-- start Items --
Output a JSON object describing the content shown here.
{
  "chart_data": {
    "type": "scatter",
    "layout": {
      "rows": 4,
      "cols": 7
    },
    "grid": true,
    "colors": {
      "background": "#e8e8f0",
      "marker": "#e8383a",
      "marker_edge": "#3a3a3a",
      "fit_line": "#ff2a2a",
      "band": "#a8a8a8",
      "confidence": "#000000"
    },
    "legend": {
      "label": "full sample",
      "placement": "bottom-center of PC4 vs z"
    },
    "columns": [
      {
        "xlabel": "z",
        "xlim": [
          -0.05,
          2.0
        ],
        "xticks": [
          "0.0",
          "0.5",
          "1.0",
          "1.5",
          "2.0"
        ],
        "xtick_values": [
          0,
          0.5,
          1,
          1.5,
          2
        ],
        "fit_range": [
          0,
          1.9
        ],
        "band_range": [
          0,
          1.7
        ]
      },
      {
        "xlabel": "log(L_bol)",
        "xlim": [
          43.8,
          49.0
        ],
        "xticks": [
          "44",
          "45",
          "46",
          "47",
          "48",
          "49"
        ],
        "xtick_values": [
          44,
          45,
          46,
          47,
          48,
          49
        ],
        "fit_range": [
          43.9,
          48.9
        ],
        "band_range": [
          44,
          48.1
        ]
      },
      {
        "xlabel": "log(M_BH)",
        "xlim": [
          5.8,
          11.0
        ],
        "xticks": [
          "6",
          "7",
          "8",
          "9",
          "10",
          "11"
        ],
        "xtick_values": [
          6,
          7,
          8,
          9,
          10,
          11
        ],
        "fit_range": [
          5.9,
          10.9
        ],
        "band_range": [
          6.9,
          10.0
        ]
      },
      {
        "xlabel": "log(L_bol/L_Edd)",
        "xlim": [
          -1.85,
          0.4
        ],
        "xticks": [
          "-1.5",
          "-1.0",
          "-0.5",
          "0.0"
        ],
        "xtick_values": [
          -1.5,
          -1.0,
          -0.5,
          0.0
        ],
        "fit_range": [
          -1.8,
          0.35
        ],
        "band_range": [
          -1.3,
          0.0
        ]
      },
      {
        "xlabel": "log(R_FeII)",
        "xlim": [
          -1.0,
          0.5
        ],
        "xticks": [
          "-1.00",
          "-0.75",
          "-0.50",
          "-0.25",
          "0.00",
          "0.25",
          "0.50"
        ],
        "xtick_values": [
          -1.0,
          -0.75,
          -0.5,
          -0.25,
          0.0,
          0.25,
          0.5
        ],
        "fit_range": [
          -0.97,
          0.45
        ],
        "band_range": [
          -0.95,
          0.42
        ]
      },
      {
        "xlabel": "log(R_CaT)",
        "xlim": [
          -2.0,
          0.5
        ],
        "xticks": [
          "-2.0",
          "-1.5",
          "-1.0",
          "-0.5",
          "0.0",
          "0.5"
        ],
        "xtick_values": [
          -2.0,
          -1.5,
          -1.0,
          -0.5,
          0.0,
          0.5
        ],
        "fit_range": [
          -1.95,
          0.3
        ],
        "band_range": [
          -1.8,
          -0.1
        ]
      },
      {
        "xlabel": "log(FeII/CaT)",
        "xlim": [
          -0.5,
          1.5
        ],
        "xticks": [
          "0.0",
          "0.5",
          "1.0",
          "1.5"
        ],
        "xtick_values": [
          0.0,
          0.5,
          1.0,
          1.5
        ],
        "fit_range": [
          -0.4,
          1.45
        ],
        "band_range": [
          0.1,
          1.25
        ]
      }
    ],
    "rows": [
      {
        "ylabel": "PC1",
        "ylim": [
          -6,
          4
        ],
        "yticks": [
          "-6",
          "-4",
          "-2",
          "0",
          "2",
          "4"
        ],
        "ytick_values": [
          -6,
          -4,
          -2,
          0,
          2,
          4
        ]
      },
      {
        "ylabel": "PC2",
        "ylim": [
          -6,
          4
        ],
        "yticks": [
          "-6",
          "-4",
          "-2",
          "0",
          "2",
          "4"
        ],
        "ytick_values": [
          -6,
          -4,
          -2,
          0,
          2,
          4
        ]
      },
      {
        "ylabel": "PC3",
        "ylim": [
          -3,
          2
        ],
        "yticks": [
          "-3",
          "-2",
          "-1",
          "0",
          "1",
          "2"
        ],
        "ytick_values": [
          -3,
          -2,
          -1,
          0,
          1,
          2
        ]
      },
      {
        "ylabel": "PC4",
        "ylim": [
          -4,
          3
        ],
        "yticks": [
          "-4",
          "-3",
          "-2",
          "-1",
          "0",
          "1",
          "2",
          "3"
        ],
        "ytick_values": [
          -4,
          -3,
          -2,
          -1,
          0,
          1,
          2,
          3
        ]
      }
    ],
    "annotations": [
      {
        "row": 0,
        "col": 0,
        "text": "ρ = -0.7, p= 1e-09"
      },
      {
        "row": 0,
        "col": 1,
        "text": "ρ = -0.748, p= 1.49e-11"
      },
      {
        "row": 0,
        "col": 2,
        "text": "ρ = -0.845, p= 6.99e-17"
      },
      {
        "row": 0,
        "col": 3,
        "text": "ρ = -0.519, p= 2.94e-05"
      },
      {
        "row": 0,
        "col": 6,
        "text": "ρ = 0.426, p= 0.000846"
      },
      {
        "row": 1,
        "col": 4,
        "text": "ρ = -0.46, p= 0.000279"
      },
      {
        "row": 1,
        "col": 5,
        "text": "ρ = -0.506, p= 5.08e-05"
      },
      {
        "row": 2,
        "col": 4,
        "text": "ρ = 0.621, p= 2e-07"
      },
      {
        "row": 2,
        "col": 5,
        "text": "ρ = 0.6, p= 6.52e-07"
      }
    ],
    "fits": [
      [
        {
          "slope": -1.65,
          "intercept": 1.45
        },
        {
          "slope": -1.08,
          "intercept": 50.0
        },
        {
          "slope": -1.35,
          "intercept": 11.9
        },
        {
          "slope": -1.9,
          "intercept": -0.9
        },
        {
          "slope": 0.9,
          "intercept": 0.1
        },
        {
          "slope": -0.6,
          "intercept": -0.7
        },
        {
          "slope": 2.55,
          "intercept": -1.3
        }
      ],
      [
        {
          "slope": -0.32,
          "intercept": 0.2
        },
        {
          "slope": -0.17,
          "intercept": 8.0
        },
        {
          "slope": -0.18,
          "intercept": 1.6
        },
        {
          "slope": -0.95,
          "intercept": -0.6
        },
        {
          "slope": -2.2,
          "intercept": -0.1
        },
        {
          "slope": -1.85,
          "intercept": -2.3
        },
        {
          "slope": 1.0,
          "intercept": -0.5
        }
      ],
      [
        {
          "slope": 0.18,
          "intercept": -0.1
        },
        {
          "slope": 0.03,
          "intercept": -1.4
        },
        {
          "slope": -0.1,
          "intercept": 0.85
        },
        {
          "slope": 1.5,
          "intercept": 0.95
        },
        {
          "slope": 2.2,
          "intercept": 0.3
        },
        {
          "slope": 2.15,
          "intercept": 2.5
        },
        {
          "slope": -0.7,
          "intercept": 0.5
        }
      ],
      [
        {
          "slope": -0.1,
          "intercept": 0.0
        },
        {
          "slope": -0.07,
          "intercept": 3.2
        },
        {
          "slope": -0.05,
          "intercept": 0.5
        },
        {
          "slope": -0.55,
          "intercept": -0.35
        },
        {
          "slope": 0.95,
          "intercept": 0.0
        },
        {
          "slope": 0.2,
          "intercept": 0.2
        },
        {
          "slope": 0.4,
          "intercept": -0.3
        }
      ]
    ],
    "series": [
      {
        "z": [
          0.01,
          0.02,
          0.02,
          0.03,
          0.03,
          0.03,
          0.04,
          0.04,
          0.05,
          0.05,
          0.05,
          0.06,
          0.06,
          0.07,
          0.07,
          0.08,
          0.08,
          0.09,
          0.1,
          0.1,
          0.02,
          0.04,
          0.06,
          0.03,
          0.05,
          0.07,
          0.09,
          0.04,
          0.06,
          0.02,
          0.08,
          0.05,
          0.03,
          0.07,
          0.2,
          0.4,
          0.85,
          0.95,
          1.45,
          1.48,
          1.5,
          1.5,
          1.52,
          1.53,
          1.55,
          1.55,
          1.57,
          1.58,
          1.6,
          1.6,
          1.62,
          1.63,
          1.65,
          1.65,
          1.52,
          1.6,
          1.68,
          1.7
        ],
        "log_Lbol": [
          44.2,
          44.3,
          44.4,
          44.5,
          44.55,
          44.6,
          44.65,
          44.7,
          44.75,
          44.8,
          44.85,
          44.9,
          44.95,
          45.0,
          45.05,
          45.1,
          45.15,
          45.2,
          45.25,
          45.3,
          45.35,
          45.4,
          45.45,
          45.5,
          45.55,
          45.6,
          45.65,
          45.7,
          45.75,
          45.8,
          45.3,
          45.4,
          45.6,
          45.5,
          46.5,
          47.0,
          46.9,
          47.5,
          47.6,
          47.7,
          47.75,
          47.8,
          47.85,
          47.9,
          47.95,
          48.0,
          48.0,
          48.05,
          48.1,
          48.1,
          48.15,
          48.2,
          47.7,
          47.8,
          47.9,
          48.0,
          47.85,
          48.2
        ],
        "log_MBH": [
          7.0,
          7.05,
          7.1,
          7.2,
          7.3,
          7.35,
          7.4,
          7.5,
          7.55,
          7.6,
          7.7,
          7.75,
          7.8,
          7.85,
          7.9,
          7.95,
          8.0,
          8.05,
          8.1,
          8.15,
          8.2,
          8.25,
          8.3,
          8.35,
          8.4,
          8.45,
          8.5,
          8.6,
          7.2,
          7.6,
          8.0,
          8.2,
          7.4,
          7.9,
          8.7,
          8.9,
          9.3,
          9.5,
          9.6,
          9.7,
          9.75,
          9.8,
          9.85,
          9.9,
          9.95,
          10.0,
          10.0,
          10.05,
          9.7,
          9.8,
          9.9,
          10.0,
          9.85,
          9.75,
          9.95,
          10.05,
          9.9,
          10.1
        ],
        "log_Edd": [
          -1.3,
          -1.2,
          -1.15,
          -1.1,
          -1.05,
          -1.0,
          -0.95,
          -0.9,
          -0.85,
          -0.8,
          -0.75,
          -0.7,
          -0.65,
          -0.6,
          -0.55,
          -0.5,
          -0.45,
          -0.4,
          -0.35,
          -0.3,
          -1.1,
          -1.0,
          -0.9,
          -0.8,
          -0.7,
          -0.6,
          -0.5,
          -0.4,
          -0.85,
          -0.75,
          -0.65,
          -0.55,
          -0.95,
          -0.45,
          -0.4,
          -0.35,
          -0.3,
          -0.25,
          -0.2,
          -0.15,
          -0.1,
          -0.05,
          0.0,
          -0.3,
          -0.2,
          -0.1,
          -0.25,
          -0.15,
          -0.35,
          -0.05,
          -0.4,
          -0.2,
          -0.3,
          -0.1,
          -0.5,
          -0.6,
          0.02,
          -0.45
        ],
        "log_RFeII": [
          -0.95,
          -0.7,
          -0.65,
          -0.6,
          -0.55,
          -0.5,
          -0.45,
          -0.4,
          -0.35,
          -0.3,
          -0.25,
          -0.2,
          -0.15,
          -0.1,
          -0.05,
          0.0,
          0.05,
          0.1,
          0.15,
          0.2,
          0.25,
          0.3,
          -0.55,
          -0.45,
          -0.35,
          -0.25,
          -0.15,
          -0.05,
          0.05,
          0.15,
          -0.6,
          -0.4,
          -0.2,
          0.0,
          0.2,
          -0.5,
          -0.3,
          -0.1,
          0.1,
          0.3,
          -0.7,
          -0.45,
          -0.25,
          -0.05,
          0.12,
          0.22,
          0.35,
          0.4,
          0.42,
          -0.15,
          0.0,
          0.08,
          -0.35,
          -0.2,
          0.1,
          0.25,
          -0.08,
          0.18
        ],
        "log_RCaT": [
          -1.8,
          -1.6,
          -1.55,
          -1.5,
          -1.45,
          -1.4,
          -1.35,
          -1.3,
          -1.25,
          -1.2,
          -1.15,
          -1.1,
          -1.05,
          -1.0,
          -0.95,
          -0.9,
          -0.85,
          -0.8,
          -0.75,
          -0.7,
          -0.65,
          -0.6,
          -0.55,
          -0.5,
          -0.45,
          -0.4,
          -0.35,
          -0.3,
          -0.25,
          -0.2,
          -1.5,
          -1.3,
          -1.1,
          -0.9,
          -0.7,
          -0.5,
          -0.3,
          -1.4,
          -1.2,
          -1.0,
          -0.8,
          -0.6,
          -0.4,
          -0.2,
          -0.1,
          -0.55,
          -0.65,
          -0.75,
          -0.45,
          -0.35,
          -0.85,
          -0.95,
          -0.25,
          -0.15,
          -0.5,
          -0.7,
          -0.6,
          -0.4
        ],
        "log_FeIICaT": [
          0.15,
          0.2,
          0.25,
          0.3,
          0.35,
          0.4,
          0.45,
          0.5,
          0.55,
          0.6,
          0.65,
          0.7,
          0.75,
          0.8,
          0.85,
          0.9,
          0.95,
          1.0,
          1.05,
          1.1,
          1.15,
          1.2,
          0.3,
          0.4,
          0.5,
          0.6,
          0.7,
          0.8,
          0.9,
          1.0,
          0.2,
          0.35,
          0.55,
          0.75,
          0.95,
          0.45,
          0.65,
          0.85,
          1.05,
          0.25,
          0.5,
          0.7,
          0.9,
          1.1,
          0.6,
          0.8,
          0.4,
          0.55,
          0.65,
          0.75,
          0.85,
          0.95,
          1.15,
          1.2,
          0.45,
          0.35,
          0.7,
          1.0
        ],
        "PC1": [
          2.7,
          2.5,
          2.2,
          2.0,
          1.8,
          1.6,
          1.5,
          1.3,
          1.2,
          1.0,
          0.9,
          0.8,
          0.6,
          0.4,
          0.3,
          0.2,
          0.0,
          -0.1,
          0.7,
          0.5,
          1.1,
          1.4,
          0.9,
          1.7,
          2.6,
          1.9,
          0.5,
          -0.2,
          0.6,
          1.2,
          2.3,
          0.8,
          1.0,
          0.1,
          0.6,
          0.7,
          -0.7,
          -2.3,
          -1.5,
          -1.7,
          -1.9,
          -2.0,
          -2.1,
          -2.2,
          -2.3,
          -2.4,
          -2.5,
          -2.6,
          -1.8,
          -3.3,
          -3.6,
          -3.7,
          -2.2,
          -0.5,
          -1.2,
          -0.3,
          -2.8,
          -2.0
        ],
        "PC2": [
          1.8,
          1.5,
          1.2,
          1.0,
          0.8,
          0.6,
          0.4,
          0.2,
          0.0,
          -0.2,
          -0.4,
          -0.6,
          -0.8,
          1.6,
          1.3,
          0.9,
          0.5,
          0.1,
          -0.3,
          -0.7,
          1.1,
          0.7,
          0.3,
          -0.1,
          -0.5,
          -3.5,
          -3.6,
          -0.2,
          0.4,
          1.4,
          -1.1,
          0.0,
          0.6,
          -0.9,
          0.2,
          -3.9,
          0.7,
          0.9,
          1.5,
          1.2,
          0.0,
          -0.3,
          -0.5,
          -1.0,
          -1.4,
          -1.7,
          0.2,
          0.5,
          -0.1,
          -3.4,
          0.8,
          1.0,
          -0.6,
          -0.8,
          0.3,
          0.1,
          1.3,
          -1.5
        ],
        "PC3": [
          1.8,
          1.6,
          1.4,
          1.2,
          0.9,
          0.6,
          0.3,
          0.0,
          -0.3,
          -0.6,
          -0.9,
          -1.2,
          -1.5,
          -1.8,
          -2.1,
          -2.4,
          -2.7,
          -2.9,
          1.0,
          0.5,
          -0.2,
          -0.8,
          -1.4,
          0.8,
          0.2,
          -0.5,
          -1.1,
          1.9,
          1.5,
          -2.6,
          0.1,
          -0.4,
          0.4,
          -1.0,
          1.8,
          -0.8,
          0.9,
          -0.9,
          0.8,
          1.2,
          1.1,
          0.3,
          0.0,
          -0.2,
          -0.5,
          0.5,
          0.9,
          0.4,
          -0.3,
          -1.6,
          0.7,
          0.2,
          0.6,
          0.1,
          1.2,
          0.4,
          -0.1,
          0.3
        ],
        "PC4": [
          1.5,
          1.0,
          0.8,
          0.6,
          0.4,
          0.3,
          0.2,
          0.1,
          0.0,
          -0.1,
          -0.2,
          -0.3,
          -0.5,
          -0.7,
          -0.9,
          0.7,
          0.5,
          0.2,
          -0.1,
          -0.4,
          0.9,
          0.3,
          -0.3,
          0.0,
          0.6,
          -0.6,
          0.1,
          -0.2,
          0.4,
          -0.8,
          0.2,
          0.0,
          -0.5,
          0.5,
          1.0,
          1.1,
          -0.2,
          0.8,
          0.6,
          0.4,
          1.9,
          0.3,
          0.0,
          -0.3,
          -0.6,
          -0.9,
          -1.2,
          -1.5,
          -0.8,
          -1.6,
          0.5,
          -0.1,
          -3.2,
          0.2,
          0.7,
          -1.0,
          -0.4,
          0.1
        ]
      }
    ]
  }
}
-- end Items --
▶ _The request_
Collect each line containing the string "text".

▶ _Finished answer_
        "text": "ρ = -0.7, p= 1e-09"
        "text": "ρ = -0.748, p= 1.49e-11"
        "text": "ρ = -0.845, p= 6.99e-17"
        "text": "ρ = -0.519, p= 2.94e-05"
        "text": "ρ = 0.426, p= 0.000846"
        "text": "ρ = -0.46, p= 0.000279"
        "text": "ρ = -0.506, p= 5.08e-05"
        "text": "ρ = 0.621, p= 2e-07"
        "text": "ρ = 0.6, p= 6.52e-07"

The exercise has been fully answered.